* BEGIN SELECTED EXTRACT *
Last week, as I walked into Andrew’s office for a meeting, he was
formulating some misgivings about applying an ideal-point model to
budgetary bills in the U.S. Senate. Andrew didn’t like that the model
of a senator’s position was an indifference point rather than at their
optimal point, and that the effect of moving away from a position was
automatically modeled as increasing in one direction and decreasing in
the other.
Executive Summary
The monotonicity of inverse logit entails that the expected vote
for a bill among any fixed collection of senators’ ideal points is
monotonically increasing (or decreasing) with the bill’s position,
with direction determined by the outcome coding.
The Ideal-Point Model
The ideal-point model’s easy to write down, but hard to reason about
because of all the polarity shifting going on. To recapitulate from
Gelman and Hill’s
Regression
book (p. 317), using the U.S. Senate instead of the Supreme Court, and
ignoring the discrimination term, the ideal-point model is
Pr(y[i]=1) = invLogit(alpha[j[i]]-beta[k[i]])
= 1/(1 + exp(-(alpha[j[i]]-beta[k[i]]))).
y[i] is the vote by senator j[i] on bill k[i]. The value alpha[j] is
the ideal point of senator j and the value beta[k] the position of
bill k. The probability of a 1 vote versus the difference
alpha[j[i]]-beta[k[i]] looks as follows.

But what does a 0 or 1 response mean? In Gelman and Hill’s words, the
vote is “coded so that a ‘yes’ response (y[i]=1) is intended to
correspond to the politically ‘conservative’ outcome, with ‘no’
(y[i]=0) corresponding to a ‘liberal’ vote.”
To identify the parameters, we can center the alphas around 0 and
assume that liberal senators will have smaller alpha[j] and conservative
senators larger alpha[j] values. On the same scale, more conservative
bills will have larger beta[k] and more liberal bills smaller beta[k].
The Problem: Directional Monotonicity
Gelman and Hill correctly state that “if a justice’s [senator's]
ideal point is near a case’s [bill's] position, then the case [bill]
could go either way, but if the ideal point is far from the position,
then the justice’s [senator's] vote is highly predictable.” This is
easy to see from the graph. It’s the specifics of how the votes get
more predictable that’s problematic.
Given a vote on bill k with position beta[k], the further the
senator’s position is to the right (i.e., larger alpha[j]), the more
likely they are to vote conservative (i.e., y=1), and the further a
senator is to the left (i.e., smaller alpha[j]), the more likely they
are to vote liberal (i.e., y=0).
Holding a senator’s ideal point alpha[j] steady, bills further to
the left (i.e. smaller beta[k]) are more likely to get conservative
(i.e., y=1) votes and those further to the right more likely to get
liberal (i.e., y=0) votes.
* END SELECTED EXTRACT *
* BEGIN GIVEN INFORMATION *
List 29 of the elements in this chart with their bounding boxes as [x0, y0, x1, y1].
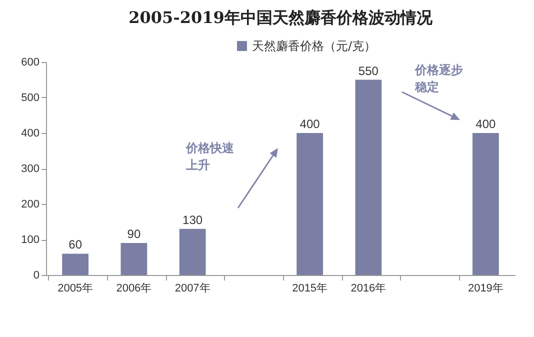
- bar: [62, 254, 89, 275]
- chart-title: 2005-2019年中国天然麝香价格波动情况: [128, 8, 434, 27]
- y-tick-label: 600: [21, 56, 40, 68]
- y-tick-label: 500: [21, 92, 40, 104]
- bar: [296, 133, 324, 275]
- x-tick-label: 2007年: [174, 282, 210, 294]
- y-tick-label: 300: [21, 163, 40, 175]
- annotation: 价格快速上升: [186, 140, 235, 174]
- y-tick-label: 400: [21, 128, 40, 140]
- y-tick-label: 100: [21, 234, 40, 246]
- data-label: 90: [127, 227, 141, 242]
- x-tick-label: 2015年: [292, 282, 328, 294]
- data-label: 60: [68, 238, 82, 252]
- x-tick-label: 2019年: [468, 282, 504, 294]
- data-label: 400: [476, 117, 496, 131]
- x-tick-label: 2006年: [116, 282, 152, 294]
- bar: [120, 243, 148, 275]
- bar: [179, 228, 206, 275]
- y-tick-label: 0: [33, 270, 40, 282]
- data-label: 550: [358, 64, 379, 78]
- legend-label: 天然麝香价格（元/克）: [252, 39, 376, 53]
- bar: [472, 133, 499, 275]
- bar: [355, 80, 382, 275]
- data-label: 400: [300, 117, 320, 131]
- x-tick-label: 2005年: [58, 282, 94, 294]
- y-tick-label: 200: [21, 198, 40, 210]
- data-label: 130: [182, 212, 203, 227]
- x-tick-label: 2016年: [350, 282, 386, 294]
- annotation: 价格逐步稳定: [415, 62, 464, 96]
* END GIVEN INFORMATION *
## TASKS TO CARRY OUT:
1. In the post on the ideal-point model for Senate votes, what outcome is a "yes" response (y[i]=1) meant to correspond to?
2. Write the next part of the post on the ideal-point model for Senate votes, picking up after its last sentence.

## RESULTS FOR THE EXERCISE:
1. The politically conservative outcome.

2.
Expected Votes Given Position
The obvious thing to plot here is the expected number of votes
predicted by the model versus the position of a bill. The following
graph is a simulation. I simulated a mixture of 57 Democratic and 43
Republican senators (using Norm(-1.5,1) and Norm(2,1) sampling
distributions, respectively). I then centered them so they’d have a
mean of zero. The senators’ positions are shown on the x axis as
circles, colored blue for Democratic and red for Republican senators.

The red curve shows the expected number of 1 votes given the
position of a bill. It’s colored red because a conservative bill is
coded with a vote of y[i]=1 being for the bill. Thus the red curve is
the number of votes for a conservative bill based on its position.
Although only 51 votes are required to pass a bill, 60 are required
to block an opposing filibuster, so we have drawn a horizontal line at
60 votes. It intersects the curves at the least extreme positions at
which a bill is expected to pass even under threat of filibuster.
Things flip for a liberal bill, where outcome y[i]=0 is considered a
vote for the bill. The blue curve shows the number of votes for a
liberal bill based on its position. Thus the coding of a bill makes a
difference to the position at which it’ll pass as well as the
direction of movement which increases likelihood of passage.
Specifically, for a bill coded as conservative, the more liberal its
position, the more likeliy it is to pass. For bills coded liberal,
the more conservative its position, the more likely it is to pass.
Andrew’s right — the model doesn’t make sense. Making a bill more
liberal or more conservative has the same effect on senators of both
parties, making them either more or less likely to vote for the bill,
depending on how the coding is chosen. Flipping the coding actually
changes the point at which a bill will pass, and seems redundant given
that a bill’s position, beta[k], is also coding a bill’s
liberal/conservative orientation.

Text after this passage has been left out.